(Saved data entries)
* Start *

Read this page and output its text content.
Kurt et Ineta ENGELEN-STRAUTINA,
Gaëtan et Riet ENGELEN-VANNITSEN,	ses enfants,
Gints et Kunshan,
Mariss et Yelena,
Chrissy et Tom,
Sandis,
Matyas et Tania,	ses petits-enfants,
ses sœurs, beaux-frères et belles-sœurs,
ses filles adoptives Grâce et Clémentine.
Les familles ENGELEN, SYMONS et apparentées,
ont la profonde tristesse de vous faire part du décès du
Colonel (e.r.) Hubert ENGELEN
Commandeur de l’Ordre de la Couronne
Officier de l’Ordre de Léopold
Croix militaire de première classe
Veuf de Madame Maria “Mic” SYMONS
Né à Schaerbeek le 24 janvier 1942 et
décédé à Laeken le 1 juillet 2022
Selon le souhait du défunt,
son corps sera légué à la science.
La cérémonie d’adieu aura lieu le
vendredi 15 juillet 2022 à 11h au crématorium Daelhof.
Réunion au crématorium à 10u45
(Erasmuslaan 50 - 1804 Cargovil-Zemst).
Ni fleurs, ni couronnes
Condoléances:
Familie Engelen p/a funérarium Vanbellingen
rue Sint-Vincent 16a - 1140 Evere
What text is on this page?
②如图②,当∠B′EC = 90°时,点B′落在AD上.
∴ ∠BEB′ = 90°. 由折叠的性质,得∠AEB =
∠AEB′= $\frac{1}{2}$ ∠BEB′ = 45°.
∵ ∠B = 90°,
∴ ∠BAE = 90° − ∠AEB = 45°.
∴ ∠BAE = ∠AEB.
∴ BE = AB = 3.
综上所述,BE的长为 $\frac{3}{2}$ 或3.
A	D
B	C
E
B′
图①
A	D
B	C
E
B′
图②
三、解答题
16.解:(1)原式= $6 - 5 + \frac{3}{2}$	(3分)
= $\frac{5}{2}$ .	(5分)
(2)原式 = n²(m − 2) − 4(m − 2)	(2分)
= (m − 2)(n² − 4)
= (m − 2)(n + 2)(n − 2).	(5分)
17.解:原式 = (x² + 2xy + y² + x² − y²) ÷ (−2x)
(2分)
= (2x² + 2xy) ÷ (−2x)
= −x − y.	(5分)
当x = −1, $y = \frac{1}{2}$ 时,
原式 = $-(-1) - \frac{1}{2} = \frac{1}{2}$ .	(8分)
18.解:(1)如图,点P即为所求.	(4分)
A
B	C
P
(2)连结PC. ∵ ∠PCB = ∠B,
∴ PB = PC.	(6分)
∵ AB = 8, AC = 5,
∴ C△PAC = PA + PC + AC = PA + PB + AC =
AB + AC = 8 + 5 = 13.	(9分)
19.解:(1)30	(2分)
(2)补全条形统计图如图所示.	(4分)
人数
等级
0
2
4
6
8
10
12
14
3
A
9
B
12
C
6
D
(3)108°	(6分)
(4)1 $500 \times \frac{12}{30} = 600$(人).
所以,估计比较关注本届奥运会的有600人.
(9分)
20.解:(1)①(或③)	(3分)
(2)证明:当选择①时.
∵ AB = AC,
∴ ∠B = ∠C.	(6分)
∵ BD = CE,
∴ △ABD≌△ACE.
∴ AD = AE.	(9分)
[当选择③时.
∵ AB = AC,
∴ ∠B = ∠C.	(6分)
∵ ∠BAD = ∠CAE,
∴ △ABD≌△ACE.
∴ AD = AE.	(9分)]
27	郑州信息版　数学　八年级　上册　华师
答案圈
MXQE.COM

* End *

**Your task**
Copy out the full set of records precisely, leaving nothing out.

**Solution to this problem**
Read this page and output its text content.
Kurt et Ineta ENGELEN-STRAUTINA,
Gaëtan et Riet ENGELEN-VANNITSEN,	ses enfants,
Gints et Kunshan,
Mariss et Yelena,
Chrissy et Tom,
Sandis,
Matyas et Tania,	ses petits-enfants,
ses sœurs, beaux-frères et belles-sœurs,
ses filles adoptives Grâce et Clémentine.
Les familles ENGELEN, SYMONS et apparentées,
ont la profonde tristesse de vous faire part du décès du
Colonel (e.r.) Hubert ENGELEN
Commandeur de l’Ordre de la Couronne
Officier de l’Ordre de Léopold
Croix militaire de première classe
Veuf de Madame Maria “Mic” SYMONS
Né à Schaerbeek le 24 janvier 1942 et
décédé à Laeken le 1 juillet 2022
Selon le souhait du défunt,
son corps sera légué à la science.
La cérémonie d’adieu aura lieu le
vendredi 15 juillet 2022 à 11h au crématorium Daelhof.
Réunion au crématorium à 10u45
(Erasmuslaan 50 - 1804 Cargovil-Zemst).
Ni fleurs, ni couronnes
Condoléances:
Familie Engelen p/a funérarium Vanbellingen
rue Sint-Vincent 16a - 1140 Evere
What text is on this page?
②如图②,当∠B′EC = 90°时,点B′落在AD上.
∴ ∠BEB′ = 90°. 由折叠的性质,得∠AEB =
∠AEB′= $\frac{1}{2}$ ∠BEB′ = 45°.
∵ ∠B = 90°,
∴ ∠BAE = 90° − ∠AEB = 45°.
∴ ∠BAE = ∠AEB.
∴ BE = AB = 3.
综上所述,BE的长为 $\frac{3}{2}$ 或3.
A	D
B	C
E
B′
图①
A	D
B	C
E
B′
图②
三、解答题
16.解:(1)原式= $6 - 5 + \frac{3}{2}$	(3分)
= $\frac{5}{2}$ .	(5分)
(2)原式 = n²(m − 2) − 4(m − 2)	(2分)
= (m − 2)(n² − 4)
= (m − 2)(n + 2)(n − 2).	(5分)
17.解:原式 = (x² + 2xy + y² + x² − y²) ÷ (−2x)
(2分)
= (2x² + 2xy) ÷ (−2x)
= −x − y.	(5分)
当x = −1, $y = \frac{1}{2}$ 时,
原式 = $-(-1) - \frac{1}{2} = \frac{1}{2}$ .	(8分)
18.解:(1)如图,点P即为所求.	(4分)
A
B	C
P
(2)连结PC. ∵ ∠PCB = ∠B,
∴ PB = PC.	(6分)
∵ AB = 8, AC = 5,
∴ C△PAC = PA + PC + AC = PA + PB + AC =
AB + AC = 8 + 5 = 13.	(9分)
19.解:(1)30	(2分)
(2)补全条形统计图如图所示.	(4分)
人数
等级
0
2
4
6
8
10
12
14
3
A
9
B
12
C
6
D
(3)108°	(6分)
(4)1 $500 \times \frac{12}{30} = 600$(人).
所以,估计比较关注本届奥运会的有600人.
(9分)
20.解:(1)①(或③)	(3分)
(2)证明:当选择①时.
∵ AB = AC,
∴ ∠B = ∠C.	(6分)
∵ BD = CE,
∴ △ABD≌△ACE.
∴ AD = AE.	(9分)
[当选择③时.
∵ AB = AC,
∴ ∠B = ∠C.	(6分)
∵ ∠BAD = ∠CAE,
∴ △ABD≌△ACE.
∴ AD = AE.	(9分)]
27	郑州信息版　数学　八年级　上册　华师
答案圈
MXQE.COM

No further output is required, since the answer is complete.